Your instructions
Without altering anything, repeat each of the records.
● ● ● ● ● ● ●
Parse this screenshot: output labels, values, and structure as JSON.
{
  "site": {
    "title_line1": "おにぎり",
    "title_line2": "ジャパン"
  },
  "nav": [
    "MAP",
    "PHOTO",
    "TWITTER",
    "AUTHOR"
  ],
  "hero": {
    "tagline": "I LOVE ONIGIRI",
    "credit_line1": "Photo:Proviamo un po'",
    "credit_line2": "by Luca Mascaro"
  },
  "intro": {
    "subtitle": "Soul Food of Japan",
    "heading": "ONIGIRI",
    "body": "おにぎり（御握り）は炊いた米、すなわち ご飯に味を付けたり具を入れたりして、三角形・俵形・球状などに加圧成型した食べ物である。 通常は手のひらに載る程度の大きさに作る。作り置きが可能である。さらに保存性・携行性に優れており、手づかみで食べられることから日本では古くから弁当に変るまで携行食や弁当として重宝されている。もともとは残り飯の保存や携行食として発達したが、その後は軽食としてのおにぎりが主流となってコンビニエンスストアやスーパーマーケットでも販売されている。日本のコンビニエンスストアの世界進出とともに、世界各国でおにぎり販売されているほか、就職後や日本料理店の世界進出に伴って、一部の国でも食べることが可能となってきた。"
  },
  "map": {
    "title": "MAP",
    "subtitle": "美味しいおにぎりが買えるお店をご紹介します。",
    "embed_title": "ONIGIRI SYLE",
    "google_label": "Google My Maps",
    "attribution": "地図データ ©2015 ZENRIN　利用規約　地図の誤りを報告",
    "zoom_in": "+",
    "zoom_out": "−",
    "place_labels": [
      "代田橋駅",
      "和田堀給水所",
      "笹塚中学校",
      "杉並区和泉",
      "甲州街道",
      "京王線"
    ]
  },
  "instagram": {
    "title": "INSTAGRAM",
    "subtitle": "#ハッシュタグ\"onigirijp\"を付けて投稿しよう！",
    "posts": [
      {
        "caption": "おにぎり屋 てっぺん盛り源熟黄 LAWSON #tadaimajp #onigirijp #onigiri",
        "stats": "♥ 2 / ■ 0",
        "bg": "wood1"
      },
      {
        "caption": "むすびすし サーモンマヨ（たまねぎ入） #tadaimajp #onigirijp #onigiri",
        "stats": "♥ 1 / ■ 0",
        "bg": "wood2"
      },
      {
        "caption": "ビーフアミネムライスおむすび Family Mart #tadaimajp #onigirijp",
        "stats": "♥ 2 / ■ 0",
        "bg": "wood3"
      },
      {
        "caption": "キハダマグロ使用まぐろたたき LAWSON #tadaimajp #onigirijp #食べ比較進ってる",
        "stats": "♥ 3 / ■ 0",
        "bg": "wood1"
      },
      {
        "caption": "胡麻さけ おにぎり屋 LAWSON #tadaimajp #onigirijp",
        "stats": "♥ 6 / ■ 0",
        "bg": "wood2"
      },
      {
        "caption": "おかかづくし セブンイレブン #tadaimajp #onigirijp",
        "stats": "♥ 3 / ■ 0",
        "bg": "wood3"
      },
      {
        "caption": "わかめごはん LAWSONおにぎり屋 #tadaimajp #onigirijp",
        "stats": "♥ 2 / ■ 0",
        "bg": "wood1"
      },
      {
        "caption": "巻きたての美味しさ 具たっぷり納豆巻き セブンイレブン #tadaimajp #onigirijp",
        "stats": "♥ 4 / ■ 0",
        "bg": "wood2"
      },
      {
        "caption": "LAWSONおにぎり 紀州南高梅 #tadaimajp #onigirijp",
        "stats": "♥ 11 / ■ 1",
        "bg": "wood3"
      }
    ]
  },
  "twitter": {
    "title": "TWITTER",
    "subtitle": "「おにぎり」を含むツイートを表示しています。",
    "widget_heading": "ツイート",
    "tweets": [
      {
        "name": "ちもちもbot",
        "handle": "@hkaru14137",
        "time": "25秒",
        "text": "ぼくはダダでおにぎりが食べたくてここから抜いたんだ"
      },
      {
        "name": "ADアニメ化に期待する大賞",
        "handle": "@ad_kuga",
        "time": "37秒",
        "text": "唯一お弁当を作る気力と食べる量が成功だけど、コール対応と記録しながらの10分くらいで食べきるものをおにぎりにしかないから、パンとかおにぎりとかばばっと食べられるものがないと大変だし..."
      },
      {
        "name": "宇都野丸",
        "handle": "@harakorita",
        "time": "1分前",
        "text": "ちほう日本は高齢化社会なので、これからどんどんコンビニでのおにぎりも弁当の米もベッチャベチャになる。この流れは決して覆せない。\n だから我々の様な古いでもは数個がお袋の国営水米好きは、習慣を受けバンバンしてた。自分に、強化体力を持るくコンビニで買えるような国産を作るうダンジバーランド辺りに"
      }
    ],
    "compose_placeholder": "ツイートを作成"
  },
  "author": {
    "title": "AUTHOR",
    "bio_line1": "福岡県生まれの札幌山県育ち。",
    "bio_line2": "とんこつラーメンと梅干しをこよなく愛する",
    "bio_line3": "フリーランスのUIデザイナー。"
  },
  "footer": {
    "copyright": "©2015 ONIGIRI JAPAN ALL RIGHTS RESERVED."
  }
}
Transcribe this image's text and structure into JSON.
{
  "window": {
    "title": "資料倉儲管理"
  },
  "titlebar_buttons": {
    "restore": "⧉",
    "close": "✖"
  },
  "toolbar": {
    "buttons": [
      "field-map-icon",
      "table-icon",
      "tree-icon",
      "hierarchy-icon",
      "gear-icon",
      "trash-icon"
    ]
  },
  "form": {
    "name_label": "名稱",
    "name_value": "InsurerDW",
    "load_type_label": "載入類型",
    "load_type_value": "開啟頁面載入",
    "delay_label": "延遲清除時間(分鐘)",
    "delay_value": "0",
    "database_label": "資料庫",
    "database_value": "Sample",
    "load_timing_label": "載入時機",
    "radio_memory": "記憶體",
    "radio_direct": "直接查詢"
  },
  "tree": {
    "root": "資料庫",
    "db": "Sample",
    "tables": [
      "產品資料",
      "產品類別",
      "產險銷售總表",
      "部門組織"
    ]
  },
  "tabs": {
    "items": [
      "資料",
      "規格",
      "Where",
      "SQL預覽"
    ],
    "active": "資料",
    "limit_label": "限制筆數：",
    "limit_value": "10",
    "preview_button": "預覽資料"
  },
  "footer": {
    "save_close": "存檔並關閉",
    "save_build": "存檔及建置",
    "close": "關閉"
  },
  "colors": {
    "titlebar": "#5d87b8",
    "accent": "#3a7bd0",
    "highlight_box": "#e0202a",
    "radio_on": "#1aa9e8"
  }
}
● ● ● ● ● ● ●
Exercise answer
Parse this screenshot: output labels, values, and structure as JSON.
{
  "site": {
    "title_line1": "おにぎり",
    "title_line2": "ジャパン"
  },
  "nav": [
    "MAP",
    "PHOTO",
    "TWITTER",
    "AUTHOR"
  ],
  "hero": {
    "tagline": "I LOVE ONIGIRI",
    "credit_line1": "Photo:Proviamo un po'",
    "credit_line2": "by Luca Mascaro"
  },
  "intro": {
    "subtitle": "Soul Food of Japan",
    "heading": "ONIGIRI",
    "body": "おにぎり（御握り）は炊いた米、すなわち ご飯に味を付けたり具を入れたりして、三角形・俵形・球状などに加圧成型した食べ物である。 通常は手のひらに載る程度の大きさに作る。作り置きが可能である。さらに保存性・携行性に優れており、手づかみで食べられることから日本では古くから弁当に変るまで携行食や弁当として重宝されている。もともとは残り飯の保存や携行食として発達したが、その後は軽食としてのおにぎりが主流となってコンビニエンスストアやスーパーマーケットでも販売されている。日本のコンビニエンスストアの世界進出とともに、世界各国でおにぎり販売されているほか、就職後や日本料理店の世界進出に伴って、一部の国でも食べることが可能となってきた。"
  },
  "map": {
    "title": "MAP",
    "subtitle": "美味しいおにぎりが買えるお店をご紹介します。",
    "embed_title": "ONIGIRI SYLE",
    "google_label": "Google My Maps",
    "attribution": "地図データ ©2015 ZENRIN　利用規約　地図の誤りを報告",
    "zoom_in": "+",
    "zoom_out": "−",
    "place_labels": [
      "代田橋駅",
      "和田堀給水所",
      "笹塚中学校",
      "杉並区和泉",
      "甲州街道",
      "京王線"
    ]
  },
  "instagram": {
    "title": "INSTAGRAM",
    "subtitle": "#ハッシュタグ\"onigirijp\"を付けて投稿しよう！",
    "posts": [
      {
        "caption": "おにぎり屋 てっぺん盛り源熟黄 LAWSON #tadaimajp #onigirijp #onigiri",
        "stats": "♥ 2 / ■ 0",
        "bg": "wood1"
      },
      {
        "caption": "むすびすし サーモンマヨ（たまねぎ入） #tadaimajp #onigirijp #onigiri",
        "stats": "♥ 1 / ■ 0",
        "bg": "wood2"
      },
      {
        "caption": "ビーフアミネムライスおむすび Family Mart #tadaimajp #onigirijp",
        "stats": "♥ 2 / ■ 0",
        "bg": "wood3"
      },
      {
        "caption": "キハダマグロ使用まぐろたたき LAWSON #tadaimajp #onigirijp #食べ比較進ってる",
        "stats": "♥ 3 / ■ 0",
        "bg": "wood1"
      },
      {
        "caption": "胡麻さけ おにぎり屋 LAWSON #tadaimajp #onigirijp",
        "stats": "♥ 6 / ■ 0",
        "bg": "wood2"
      },
      {
        "caption": "おかかづくし セブンイレブン #tadaimajp #onigirijp",
        "stats": "♥ 3 / ■ 0",
        "bg": "wood3"
      },
      {
        "caption": "わかめごはん LAWSONおにぎり屋 #tadaimajp #onigirijp",
        "stats": "♥ 2 / ■ 0",
        "bg": "wood1"
      },
      {
        "caption": "巻きたての美味しさ 具たっぷり納豆巻き セブンイレブン #tadaimajp #onigirijp",
        "stats": "♥ 4 / ■ 0",
        "bg": "wood2"
      },
      {
        "caption": "LAWSONおにぎり 紀州南高梅 #tadaimajp #onigirijp",
        "stats": "♥ 11 / ■ 1",
        "bg": "wood3"
      }
    ]
  },
  "twitter": {
    "title": "TWITTER",
    "subtitle": "「おにぎり」を含むツイートを表示しています。",
    "widget_heading": "ツイート",
    "tweets": [
      {
        "name": "ちもちもbot",
        "handle": "@hkaru14137",
        "time": "25秒",
        "text": "ぼくはダダでおにぎりが食べたくてここから抜いたんだ"
      },
      {
        "name": "ADアニメ化に期待する大賞",
        "handle": "@ad_kuga",
        "time": "37秒",
        "text": "唯一お弁当を作る気力と食べる量が成功だけど、コール対応と記録しながらの10分くらいで食べきるものをおにぎりにしかないから、パンとかおにぎりとかばばっと食べられるものがないと大変だし..."
      },
      {
        "name": "宇都野丸",
        "handle": "@harakorita",
        "time": "1分前",
        "text": "ちほう日本は高齢化社会なので、これからどんどんコンビニでのおにぎりも弁当の米もベッチャベチャになる。この流れは決して覆せない。\n だから我々の様な古いでもは数個がお袋の国営水米好きは、習慣を受けバンバンしてた。自分に、強化体力を持るくコンビニで買えるような国産を作るうダンジバーランド辺りに"
      }
    ],
    "compose_placeholder": "ツイートを作成"
  },
  "author": {
    "title": "AUTHOR",
    "bio_line1": "福岡県生まれの札幌山県育ち。",
    "bio_line2": "とんこつラーメンと梅干しをこよなく愛する",
    "bio_line3": "フリーランスのUIデザイナー。"
  },
  "footer": {
    "copyright": "©2015 ONIGIRI JAPAN ALL RIGHTS RESERVED."
  }
}
Transcribe this image's text and structure into JSON.
{
  "window": {
    "title": "資料倉儲管理"
  },
  "titlebar_buttons": {
    "restore": "⧉",
    "close": "✖"
  },
  "toolbar": {
    "buttons": [
      "field-map-icon",
      "table-icon",
      "tree-icon",
      "hierarchy-icon",
      "gear-icon",
      "trash-icon"
    ]
  },
  "form": {
    "name_label": "名稱",
    "name_value": "InsurerDW",
    "load_type_label": "載入類型",
    "load_type_value": "開啟頁面載入",
    "delay_label": "延遲清除時間(分鐘)",
    "delay_value": "0",
    "database_label": "資料庫",
    "database_value": "Sample",
    "load_timing_label": "載入時機",
    "radio_memory": "記憶體",
    "radio_direct": "直接查詢"
  },
  "tree": {
    "root": "資料庫",
    "db": "Sample",
    "tables": [
      "產品資料",
      "產品類別",
      "產險銷售總表",
      "部門組織"
    ]
  },
  "tabs": {
    "items": [
      "資料",
      "規格",
      "Where",
      "SQL預覽"
    ],
    "active": "資料",
    "limit_label": "限制筆數：",
    "limit_value": "10",
    "preview_button": "預覽資料"
  },
  "footer": {
    "save_close": "存檔並關閉",
    "save_build": "存檔及建置",
    "close": "關閉"
  },
  "colors": {
    "titlebar": "#5d87b8",
    "accent": "#3a7bd0",
    "highlight_box": "#e0202a",
    "radio_on": "#1aa9e8"
  }
}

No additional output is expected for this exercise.